- _ROWS_
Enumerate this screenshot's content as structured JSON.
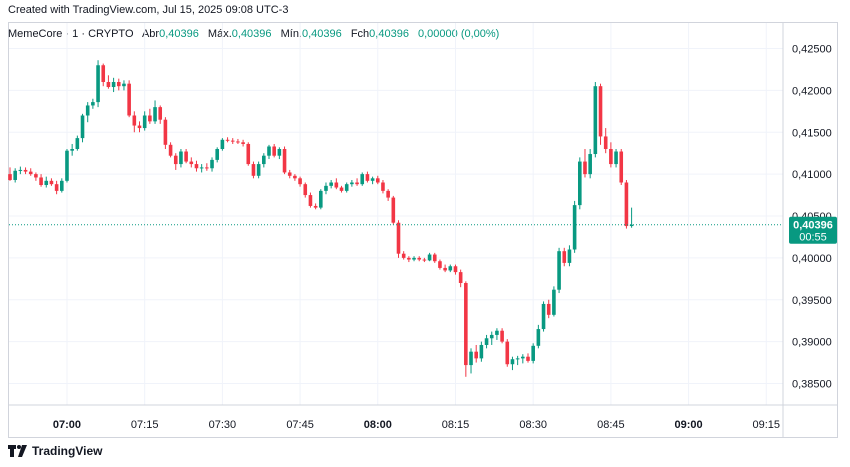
{
  "header": {
    "created": "Created with TradingView.com, Jul 15, 2025 09:08 UTC-3"
  },
  "legend": {
    "symbol": "MemeCore · 1 · CRYPTO",
    "open_label": "Abr",
    "open": "0,40396",
    "high_label": "Máx.",
    "high": "0,40396",
    "low_label": "Mín.",
    "low": "0,40396",
    "close_label": "Fch",
    "close": "0,40396",
    "change": "0,00000 (0,00%)"
  },
  "price_tag": {
    "price": "0,40396",
    "countdown": "00:55"
  },
  "logo": {
    "text": "TradingView"
  },
  "colors": {
    "up": "#089981",
    "down": "#f23645",
    "grid": "#f0f3fa",
    "tag": "#089981"
  },
  "chart_data": {
    "type": "candlestick",
    "y_ticks": [
      "0,42500",
      "0,42000",
      "0,41500",
      "0,41000",
      "0,40500",
      "0,40000",
      "0,39500",
      "0,39000",
      "0,38500"
    ],
    "y_tick_values": [
      0.425,
      0.42,
      0.415,
      0.41,
      0.405,
      0.4,
      0.395,
      0.39,
      0.385
    ],
    "ylim": [
      0.3835,
      0.4266
    ],
    "x_ticks": [
      "07:00",
      "07:15",
      "07:30",
      "07:45",
      "08:00",
      "08:15",
      "08:30",
      "08:45",
      "09:00",
      "09:15"
    ],
    "x_tick_bold": [
      "07:00",
      "08:00",
      "09:00"
    ],
    "x_start": "06:49",
    "current_price": 0.40396,
    "candles": [
      [
        0.41,
        0.4108,
        0.4092,
        0.4093
      ],
      [
        0.4093,
        0.4107,
        0.409,
        0.4104
      ],
      [
        0.4104,
        0.4109,
        0.41,
        0.4105
      ],
      [
        0.4105,
        0.4108,
        0.41,
        0.4103
      ],
      [
        0.4103,
        0.4107,
        0.4098,
        0.41
      ],
      [
        0.41,
        0.4102,
        0.4092,
        0.4096
      ],
      [
        0.4096,
        0.41,
        0.4085,
        0.4087
      ],
      [
        0.4087,
        0.4097,
        0.4084,
        0.4092
      ],
      [
        0.4092,
        0.4095,
        0.4086,
        0.4088
      ],
      [
        0.4088,
        0.4092,
        0.4076,
        0.408
      ],
      [
        0.408,
        0.4095,
        0.4078,
        0.4092
      ],
      [
        0.4092,
        0.413,
        0.409,
        0.4128
      ],
      [
        0.4128,
        0.4136,
        0.4122,
        0.413
      ],
      [
        0.413,
        0.4146,
        0.4128,
        0.4143
      ],
      [
        0.4143,
        0.4172,
        0.4138,
        0.417
      ],
      [
        0.417,
        0.4186,
        0.4162,
        0.4182
      ],
      [
        0.4182,
        0.419,
        0.4178,
        0.4186
      ],
      [
        0.4186,
        0.4236,
        0.418,
        0.423
      ],
      [
        0.423,
        0.4232,
        0.4205,
        0.421
      ],
      [
        0.421,
        0.4218,
        0.4202,
        0.4204
      ],
      [
        0.4204,
        0.4215,
        0.4198,
        0.421
      ],
      [
        0.421,
        0.4214,
        0.42,
        0.4205
      ],
      [
        0.4205,
        0.4212,
        0.42,
        0.4208
      ],
      [
        0.4208,
        0.4212,
        0.4168,
        0.417
      ],
      [
        0.417,
        0.4175,
        0.415,
        0.4158
      ],
      [
        0.4158,
        0.4163,
        0.415,
        0.4155
      ],
      [
        0.4155,
        0.4175,
        0.4152,
        0.417
      ],
      [
        0.417,
        0.4178,
        0.416,
        0.4163
      ],
      [
        0.4163,
        0.4188,
        0.416,
        0.418
      ],
      [
        0.418,
        0.4182,
        0.416,
        0.4165
      ],
      [
        0.4165,
        0.4168,
        0.413,
        0.4135
      ],
      [
        0.4135,
        0.4138,
        0.412,
        0.4122
      ],
      [
        0.4122,
        0.4125,
        0.4105,
        0.4112
      ],
      [
        0.4112,
        0.413,
        0.4108,
        0.4127
      ],
      [
        0.4127,
        0.413,
        0.4113,
        0.4115
      ],
      [
        0.4115,
        0.412,
        0.4108,
        0.4112
      ],
      [
        0.4112,
        0.4116,
        0.4103,
        0.4107
      ],
      [
        0.4107,
        0.4112,
        0.4102,
        0.4108
      ],
      [
        0.4108,
        0.4113,
        0.4104,
        0.4107
      ],
      [
        0.4107,
        0.412,
        0.4103,
        0.4117
      ],
      [
        0.4117,
        0.4132,
        0.4114,
        0.413
      ],
      [
        0.413,
        0.4143,
        0.4128,
        0.4141
      ],
      [
        0.4141,
        0.4144,
        0.4138,
        0.414
      ],
      [
        0.414,
        0.4143,
        0.4136,
        0.4139
      ],
      [
        0.4139,
        0.4142,
        0.4136,
        0.4138
      ],
      [
        0.4138,
        0.4141,
        0.4133,
        0.4136
      ],
      [
        0.4136,
        0.4138,
        0.411,
        0.4112
      ],
      [
        0.4112,
        0.4115,
        0.4095,
        0.4098
      ],
      [
        0.4098,
        0.4115,
        0.4095,
        0.4112
      ],
      [
        0.4112,
        0.4125,
        0.4108,
        0.4122
      ],
      [
        0.4122,
        0.4135,
        0.4118,
        0.4133
      ],
      [
        0.4133,
        0.4136,
        0.412,
        0.4122
      ],
      [
        0.4122,
        0.4132,
        0.4118,
        0.413
      ],
      [
        0.413,
        0.4133,
        0.41,
        0.4102
      ],
      [
        0.4102,
        0.4105,
        0.4095,
        0.4098
      ],
      [
        0.4098,
        0.41,
        0.4092,
        0.4095
      ],
      [
        0.4095,
        0.4097,
        0.4085,
        0.4088
      ],
      [
        0.4088,
        0.409,
        0.4072,
        0.4075
      ],
      [
        0.4075,
        0.4078,
        0.406,
        0.4062
      ],
      [
        0.4062,
        0.4065,
        0.4058,
        0.406
      ],
      [
        0.406,
        0.4082,
        0.4058,
        0.408
      ],
      [
        0.408,
        0.409,
        0.4076,
        0.4086
      ],
      [
        0.4086,
        0.4093,
        0.4083,
        0.409
      ],
      [
        0.409,
        0.4095,
        0.4082,
        0.4084
      ],
      [
        0.4084,
        0.4086,
        0.4078,
        0.408
      ],
      [
        0.408,
        0.409,
        0.4078,
        0.4088
      ],
      [
        0.4088,
        0.4093,
        0.4085,
        0.409
      ],
      [
        0.409,
        0.4095,
        0.4086,
        0.4088
      ],
      [
        0.4088,
        0.4102,
        0.4086,
        0.41
      ],
      [
        0.41,
        0.4103,
        0.409,
        0.4092
      ],
      [
        0.4092,
        0.4097,
        0.4088,
        0.4095
      ],
      [
        0.4095,
        0.4098,
        0.4088,
        0.409
      ],
      [
        0.409,
        0.4093,
        0.4077,
        0.408
      ],
      [
        0.408,
        0.4082,
        0.4068,
        0.4072
      ],
      [
        0.4072,
        0.4074,
        0.404,
        0.4042
      ],
      [
        0.4042,
        0.4045,
        0.4,
        0.4005
      ],
      [
        0.4005,
        0.4008,
        0.3998,
        0.4
      ],
      [
        0.4,
        0.4002,
        0.3995,
        0.3998
      ],
      [
        0.3998,
        0.4002,
        0.3996,
        0.4
      ],
      [
        0.4,
        0.4002,
        0.3996,
        0.3998
      ],
      [
        0.3998,
        0.4,
        0.3995,
        0.3997
      ],
      [
        0.3997,
        0.4006,
        0.3996,
        0.4004
      ],
      [
        0.4004,
        0.4006,
        0.3994,
        0.3996
      ],
      [
        0.3996,
        0.3998,
        0.3986,
        0.3988
      ],
      [
        0.3988,
        0.3992,
        0.3983,
        0.3985
      ],
      [
        0.3985,
        0.3992,
        0.3983,
        0.399
      ],
      [
        0.399,
        0.3992,
        0.398,
        0.3983
      ],
      [
        0.3983,
        0.3986,
        0.3965,
        0.397
      ],
      [
        0.397,
        0.3972,
        0.3858,
        0.3872
      ],
      [
        0.3872,
        0.3892,
        0.3862,
        0.3888
      ],
      [
        0.3888,
        0.3896,
        0.3875,
        0.388
      ],
      [
        0.388,
        0.39,
        0.3876,
        0.3896
      ],
      [
        0.3896,
        0.3908,
        0.3892,
        0.3904
      ],
      [
        0.3904,
        0.3912,
        0.3896,
        0.3908
      ],
      [
        0.3908,
        0.3916,
        0.3902,
        0.3913
      ],
      [
        0.3913,
        0.3916,
        0.3898,
        0.39
      ],
      [
        0.39,
        0.3903,
        0.387,
        0.3873
      ],
      [
        0.3873,
        0.3882,
        0.3866,
        0.3879
      ],
      [
        0.3879,
        0.3883,
        0.3872,
        0.388
      ],
      [
        0.388,
        0.3885,
        0.3874,
        0.3882
      ],
      [
        0.3882,
        0.3886,
        0.3875,
        0.3877
      ],
      [
        0.3877,
        0.3898,
        0.3874,
        0.3895
      ],
      [
        0.3895,
        0.392,
        0.3892,
        0.3915
      ],
      [
        0.3915,
        0.3948,
        0.3912,
        0.3945
      ],
      [
        0.3945,
        0.395,
        0.3928,
        0.3932
      ],
      [
        0.3932,
        0.3966,
        0.393,
        0.3962
      ],
      [
        0.3962,
        0.4012,
        0.3958,
        0.4008
      ],
      [
        0.4008,
        0.4012,
        0.399,
        0.3994
      ],
      [
        0.3994,
        0.4015,
        0.399,
        0.401
      ],
      [
        0.401,
        0.4068,
        0.4006,
        0.4063
      ],
      [
        0.4063,
        0.412,
        0.4058,
        0.4115
      ],
      [
        0.4115,
        0.413,
        0.4096,
        0.41
      ],
      [
        0.41,
        0.413,
        0.4095,
        0.4124
      ],
      [
        0.4124,
        0.421,
        0.412,
        0.4205
      ],
      [
        0.4205,
        0.4208,
        0.4135,
        0.4145
      ],
      [
        0.4145,
        0.4155,
        0.4125,
        0.413
      ],
      [
        0.413,
        0.4138,
        0.4108,
        0.4112
      ],
      [
        0.4112,
        0.413,
        0.4108,
        0.4127
      ],
      [
        0.4127,
        0.413,
        0.4087,
        0.409
      ],
      [
        0.409,
        0.4093,
        0.4035,
        0.4038
      ],
      [
        0.4038,
        0.406,
        0.4036,
        0.40396
      ]
    ]
  }
}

- _PROBLEM TO WORK ON_
Give the number of lines in the records that contain the string "TradingView", and nothing besides.

- _RESULT OF THIS TASK_
2